SHORT TASK:
Repeat every line of the listing below exactly, minus the pictures.

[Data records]
Start
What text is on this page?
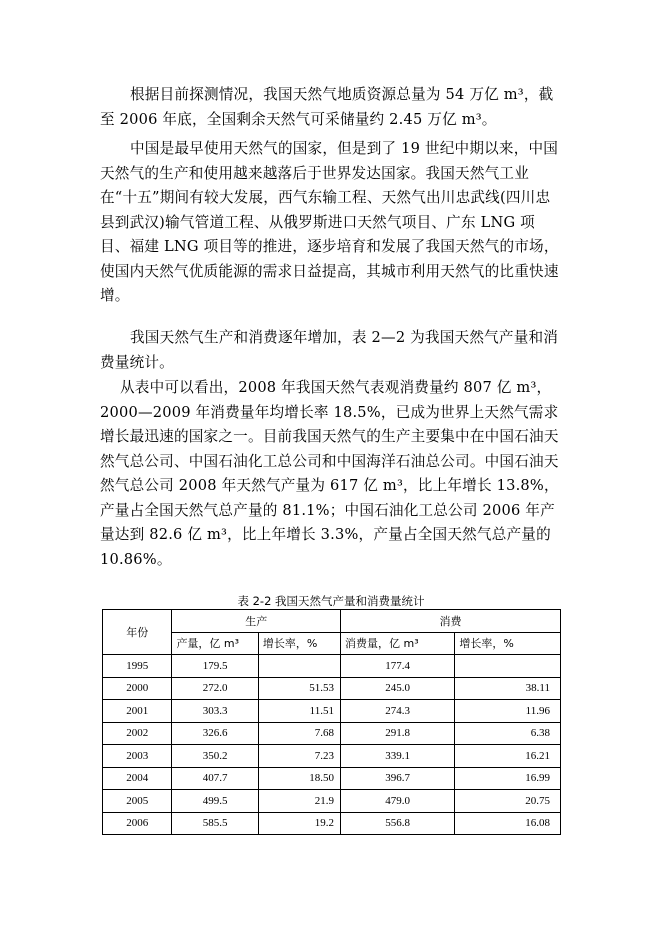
根据目前探测情况，我国天然气地质资源总量为 54 万亿 m³，截至 2006 年底，全国剩余天然气可采储量约 2.45 万亿 m³。

中国是最早使用天然气的国家，但是到了 19 世纪中期以来，中国天然气的生产和使用越来越落后于世界发达国家。我国天然气工业在“十五”期间有较大发展，西气东输工程、天然气出川忠武线(四川忠县到武汉)输气管道工程、从俄罗斯进口天然气项目、广东 LNG 项目、福建 LNG 项目等的推进，逐步培育和发展了我国天然气的市场，使国内天然气优质能源的需求日益提高，其城市利用天然气的比重快速增。

我国天然气生产和消费逐年增加，表 2—2 为我国天然气产量和消费量统计。

从表中可以看出，2008 年我国天然气表观消费量约 807 亿 m³，2000—2009 年消费量年均增长率 18.5%，已成为世界上天然气需求增长最迅速的国家之一。目前我国天然气的生产主要集中在中国石油天然气总公司、中国石油化工总公司和中国海洋石油总公司。中国石油天然气总公司 2008 年天然气产量为 617 亿 m³，比上年增长 13.8%，产量占全国天然气总产量的 81.1%；中国石油化工总公司 2006 年产量达到 82.6 亿 m³，比上年增长 3.3%，产量占全国天然气总产量的 10.86%。

表 2-2 我国天然气产量和消费量统计
年份	生产		消费	
	产量，亿 m³	增长率，%	消费量，亿 m³	增长率，%
1995	179.5		177.4	
2000	272.0	51.53	245.0	38.11
2001	303.3	11.51	274.3	11.96
2002	326.6	7.68	291.8	6.38
2003	350.2	7.23	339.1	16.21
2004	407.7	18.50	396.7	16.99
2005	499.5	21.9	479.0	20.75
2006	585.5	19.2	556.8	16.08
End
EXERCISE OUTPUT:
What text is on this page?
根据目前探测情况，我国天然气地质资源总量为 54 万亿 m³，截至 2006 年底，全国剩余天然气可采储量约 2.45 万亿 m³。

中国是最早使用天然气的国家，但是到了 19 世纪中期以来，中国天然气的生产和使用越来越落后于世界发达国家。我国天然气工业在“十五”期间有较大发展，西气东输工程、天然气出川忠武线(四川忠县到武汉)输气管道工程、从俄罗斯进口天然气项目、广东 LNG 项目、福建 LNG 项目等的推进，逐步培育和发展了我国天然气的市场，使国内天然气优质能源的需求日益提高，其城市利用天然气的比重快速增。

我国天然气生产和消费逐年增加，表 2—2 为我国天然气产量和消费量统计。

从表中可以看出，2008 年我国天然气表观消费量约 807 亿 m³，2000—2009 年消费量年均增长率 18.5%，已成为世界上天然气需求增长最迅速的国家之一。目前我国天然气的生产主要集中在中国石油天然气总公司、中国石油化工总公司和中国海洋石油总公司。中国石油天然气总公司 2008 年天然气产量为 617 亿 m³，比上年增长 13.8%，产量占全国天然气总产量的 81.1%；中国石油化工总公司 2006 年产量达到 82.6 亿 m³，比上年增长 3.3%，产量占全国天然气总产量的 10.86%。

表 2-2 我国天然气产量和消费量统计
年份	生产		消费	
	产量，亿 m³	增长率，%	消费量，亿 m³	增长率，%
1995	179.5		177.4	
2000	272.0	51.53	245.0	38.11
2001	303.3	11.51	274.3	11.96
2002	326.6	7.68	291.8	6.38
2003	350.2	7.23	339.1	16.21
2004	407.7	18.50	396.7	16.99
2005	499.5	21.9	479.0	20.75
2006	585.5	19.2	556.8	16.08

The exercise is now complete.